● WHAT TO DO
Copy every record below, exactly as written.

● RECORDS FOR THE EXERCISE
##############################
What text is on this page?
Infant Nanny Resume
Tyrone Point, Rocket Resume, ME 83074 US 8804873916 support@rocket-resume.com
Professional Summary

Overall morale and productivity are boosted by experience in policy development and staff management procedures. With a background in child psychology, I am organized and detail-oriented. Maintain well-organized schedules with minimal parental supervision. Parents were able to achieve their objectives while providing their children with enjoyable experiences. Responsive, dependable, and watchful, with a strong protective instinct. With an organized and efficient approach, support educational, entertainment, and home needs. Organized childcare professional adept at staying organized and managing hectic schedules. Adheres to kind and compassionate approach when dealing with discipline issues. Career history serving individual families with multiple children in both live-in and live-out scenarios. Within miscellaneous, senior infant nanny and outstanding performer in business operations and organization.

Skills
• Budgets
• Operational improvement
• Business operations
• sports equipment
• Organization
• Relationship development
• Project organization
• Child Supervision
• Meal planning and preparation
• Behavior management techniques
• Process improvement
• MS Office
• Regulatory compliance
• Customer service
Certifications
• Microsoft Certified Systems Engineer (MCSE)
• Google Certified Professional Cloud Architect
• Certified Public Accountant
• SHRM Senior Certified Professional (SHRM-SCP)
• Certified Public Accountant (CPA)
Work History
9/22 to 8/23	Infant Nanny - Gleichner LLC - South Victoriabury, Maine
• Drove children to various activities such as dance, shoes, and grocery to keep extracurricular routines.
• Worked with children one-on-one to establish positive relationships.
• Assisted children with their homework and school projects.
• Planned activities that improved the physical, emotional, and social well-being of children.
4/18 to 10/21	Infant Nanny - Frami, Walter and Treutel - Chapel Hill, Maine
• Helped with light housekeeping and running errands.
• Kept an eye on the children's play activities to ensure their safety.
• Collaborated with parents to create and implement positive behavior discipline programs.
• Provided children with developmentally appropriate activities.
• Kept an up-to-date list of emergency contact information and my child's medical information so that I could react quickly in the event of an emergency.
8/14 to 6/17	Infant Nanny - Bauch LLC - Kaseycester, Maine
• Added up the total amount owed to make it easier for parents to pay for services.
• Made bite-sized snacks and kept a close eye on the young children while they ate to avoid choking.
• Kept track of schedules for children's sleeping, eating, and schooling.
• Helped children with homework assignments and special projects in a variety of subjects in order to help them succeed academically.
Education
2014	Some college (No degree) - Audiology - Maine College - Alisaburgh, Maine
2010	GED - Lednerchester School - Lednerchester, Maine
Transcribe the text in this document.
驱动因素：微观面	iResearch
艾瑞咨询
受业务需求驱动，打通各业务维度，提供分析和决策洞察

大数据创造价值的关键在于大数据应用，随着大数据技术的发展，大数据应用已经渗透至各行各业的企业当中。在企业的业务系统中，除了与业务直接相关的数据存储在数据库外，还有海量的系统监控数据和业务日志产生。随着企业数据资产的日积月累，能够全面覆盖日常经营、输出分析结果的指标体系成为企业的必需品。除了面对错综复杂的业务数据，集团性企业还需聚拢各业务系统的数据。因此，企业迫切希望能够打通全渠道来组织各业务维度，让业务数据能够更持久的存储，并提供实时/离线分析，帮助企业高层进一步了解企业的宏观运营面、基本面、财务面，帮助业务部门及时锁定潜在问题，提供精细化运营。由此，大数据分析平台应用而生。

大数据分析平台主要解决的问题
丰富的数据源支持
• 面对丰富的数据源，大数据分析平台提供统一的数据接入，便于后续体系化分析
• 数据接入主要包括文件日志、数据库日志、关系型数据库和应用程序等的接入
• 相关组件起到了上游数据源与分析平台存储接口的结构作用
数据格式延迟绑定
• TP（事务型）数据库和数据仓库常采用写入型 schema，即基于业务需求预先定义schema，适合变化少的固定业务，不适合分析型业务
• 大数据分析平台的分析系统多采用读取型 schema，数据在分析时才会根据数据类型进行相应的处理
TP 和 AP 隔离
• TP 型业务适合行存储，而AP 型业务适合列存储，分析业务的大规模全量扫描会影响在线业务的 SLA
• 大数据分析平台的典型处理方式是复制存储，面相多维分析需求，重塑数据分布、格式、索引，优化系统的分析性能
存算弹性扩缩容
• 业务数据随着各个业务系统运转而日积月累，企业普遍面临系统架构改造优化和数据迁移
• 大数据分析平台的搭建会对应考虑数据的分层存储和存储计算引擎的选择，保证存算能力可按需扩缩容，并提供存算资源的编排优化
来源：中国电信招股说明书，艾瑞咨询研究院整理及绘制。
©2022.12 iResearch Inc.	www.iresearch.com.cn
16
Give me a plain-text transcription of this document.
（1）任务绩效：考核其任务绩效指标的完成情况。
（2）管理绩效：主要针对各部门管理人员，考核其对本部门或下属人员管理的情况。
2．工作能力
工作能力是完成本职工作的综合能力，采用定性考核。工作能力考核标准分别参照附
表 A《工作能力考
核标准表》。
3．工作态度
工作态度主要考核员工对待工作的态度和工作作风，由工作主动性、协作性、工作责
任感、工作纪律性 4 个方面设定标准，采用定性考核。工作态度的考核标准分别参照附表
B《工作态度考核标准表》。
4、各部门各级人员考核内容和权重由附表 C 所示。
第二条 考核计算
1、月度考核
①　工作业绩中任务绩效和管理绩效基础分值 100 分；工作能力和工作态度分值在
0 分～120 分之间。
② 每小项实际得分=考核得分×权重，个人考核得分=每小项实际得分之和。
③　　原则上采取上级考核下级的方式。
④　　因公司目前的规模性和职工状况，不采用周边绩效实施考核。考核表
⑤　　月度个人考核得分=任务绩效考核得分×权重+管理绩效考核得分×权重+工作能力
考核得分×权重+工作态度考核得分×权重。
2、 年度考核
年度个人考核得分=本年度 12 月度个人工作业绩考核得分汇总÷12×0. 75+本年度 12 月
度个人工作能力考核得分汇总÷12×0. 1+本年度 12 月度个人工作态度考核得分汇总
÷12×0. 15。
##############################
● EXERCISE ANSWER
What text is on this page?
Infant Nanny Resume
Tyrone Point, Rocket Resume, ME 83074 US 8804873916 support@rocket-resume.com
Professional Summary

Overall morale and productivity are boosted by experience in policy development and staff management procedures. With a background in child psychology, I am organized and detail-oriented. Maintain well-organized schedules with minimal parental supervision. Parents were able to achieve their objectives while providing their children with enjoyable experiences. Responsive, dependable, and watchful, with a strong protective instinct. With an organized and efficient approach, support educational, entertainment, and home needs. Organized childcare professional adept at staying organized and managing hectic schedules. Adheres to kind and compassionate approach when dealing with discipline issues. Career history serving individual families with multiple children in both live-in and live-out scenarios. Within miscellaneous, senior infant nanny and outstanding performer in business operations and organization.

Skills
• Budgets
• Operational improvement
• Business operations
• sports equipment
• Organization
• Relationship development
• Project organization
• Child Supervision
• Meal planning and preparation
• Behavior management techniques
• Process improvement
• MS Office
• Regulatory compliance
• Customer service
Certifications
• Microsoft Certified Systems Engineer (MCSE)
• Google Certified Professional Cloud Architect
• Certified Public Accountant
• SHRM Senior Certified Professional (SHRM-SCP)
• Certified Public Accountant (CPA)
Work History
9/22 to 8/23	Infant Nanny - Gleichner LLC - South Victoriabury, Maine
• Drove children to various activities such as dance, shoes, and grocery to keep extracurricular routines.
• Worked with children one-on-one to establish positive relationships.
• Assisted children with their homework and school projects.
• Planned activities that improved the physical, emotional, and social well-being of children.
4/18 to 10/21	Infant Nanny - Frami, Walter and Treutel - Chapel Hill, Maine
• Helped with light housekeeping and running errands.
• Kept an eye on the children's play activities to ensure their safety.
• Collaborated with parents to create and implement positive behavior discipline programs.
• Provided children with developmentally appropriate activities.
• Kept an up-to-date list of emergency contact information and my child's medical information so that I could react quickly in the event of an emergency.
8/14 to 6/17	Infant Nanny - Bauch LLC - Kaseycester, Maine
• Added up the total amount owed to make it easier for parents to pay for services.
• Made bite-sized snacks and kept a close eye on the young children while they ate to avoid choking.
• Kept track of schedules for children's sleeping, eating, and schooling.
• Helped children with homework assignments and special projects in a variety of subjects in order to help them succeed academically.
Education
2014	Some college (No degree) - Audiology - Maine College - Alisaburgh, Maine
2010	GED - Lednerchester School - Lednerchester, Maine
Transcribe the text in this document.
驱动因素：微观面	iResearch
艾瑞咨询
受业务需求驱动，打通各业务维度，提供分析和决策洞察

大数据创造价值的关键在于大数据应用，随着大数据技术的发展，大数据应用已经渗透至各行各业的企业当中。在企业的业务系统中，除了与业务直接相关的数据存储在数据库外，还有海量的系统监控数据和业务日志产生。随着企业数据资产的日积月累，能够全面覆盖日常经营、输出分析结果的指标体系成为企业的必需品。除了面对错综复杂的业务数据，集团性企业还需聚拢各业务系统的数据。因此，企业迫切希望能够打通全渠道来组织各业务维度，让业务数据能够更持久的存储，并提供实时/离线分析，帮助企业高层进一步了解企业的宏观运营面、基本面、财务面，帮助业务部门及时锁定潜在问题，提供精细化运营。由此，大数据分析平台应用而生。

大数据分析平台主要解决的问题
丰富的数据源支持
• 面对丰富的数据源，大数据分析平台提供统一的数据接入，便于后续体系化分析
• 数据接入主要包括文件日志、数据库日志、关系型数据库和应用程序等的接入
• 相关组件起到了上游数据源与分析平台存储接口的结构作用
数据格式延迟绑定
• TP（事务型）数据库和数据仓库常采用写入型 schema，即基于业务需求预先定义schema，适合变化少的固定业务，不适合分析型业务
• 大数据分析平台的分析系统多采用读取型 schema，数据在分析时才会根据数据类型进行相应的处理
TP 和 AP 隔离
• TP 型业务适合行存储，而AP 型业务适合列存储，分析业务的大规模全量扫描会影响在线业务的 SLA
• 大数据分析平台的典型处理方式是复制存储，面相多维分析需求，重塑数据分布、格式、索引，优化系统的分析性能
存算弹性扩缩容
• 业务数据随着各个业务系统运转而日积月累，企业普遍面临系统架构改造优化和数据迁移
• 大数据分析平台的搭建会对应考虑数据的分层存储和存储计算引擎的选择，保证存算能力可按需扩缩容，并提供存算资源的编排优化
来源：中国电信招股说明书，艾瑞咨询研究院整理及绘制。
©2022.12 iResearch Inc.	www.iresearch.com.cn
16
Give me a plain-text transcription of this document.
（1）任务绩效：考核其任务绩效指标的完成情况。
（2）管理绩效：主要针对各部门管理人员，考核其对本部门或下属人员管理的情况。
2．工作能力
工作能力是完成本职工作的综合能力，采用定性考核。工作能力考核标准分别参照附
表 A《工作能力考
核标准表》。
3．工作态度
工作态度主要考核员工对待工作的态度和工作作风，由工作主动性、协作性、工作责
任感、工作纪律性 4 个方面设定标准，采用定性考核。工作态度的考核标准分别参照附表
B《工作态度考核标准表》。
4、各部门各级人员考核内容和权重由附表 C 所示。
第二条 考核计算
1、月度考核
①　工作业绩中任务绩效和管理绩效基础分值 100 分；工作能力和工作态度分值在
0 分～120 分之间。
② 每小项实际得分=考核得分×权重，个人考核得分=每小项实际得分之和。
③　　原则上采取上级考核下级的方式。
④　　因公司目前的规模性和职工状况，不采用周边绩效实施考核。考核表
⑤　　月度个人考核得分=任务绩效考核得分×权重+管理绩效考核得分×权重+工作能力
考核得分×权重+工作态度考核得分×权重。
2、 年度考核
年度个人考核得分=本年度 12 月度个人工作业绩考核得分汇总÷12×0. 75+本年度 12 月
度个人工作能力考核得分汇总÷12×0. 1+本年度 12 月度个人工作态度考核得分汇总
÷12×0. 15。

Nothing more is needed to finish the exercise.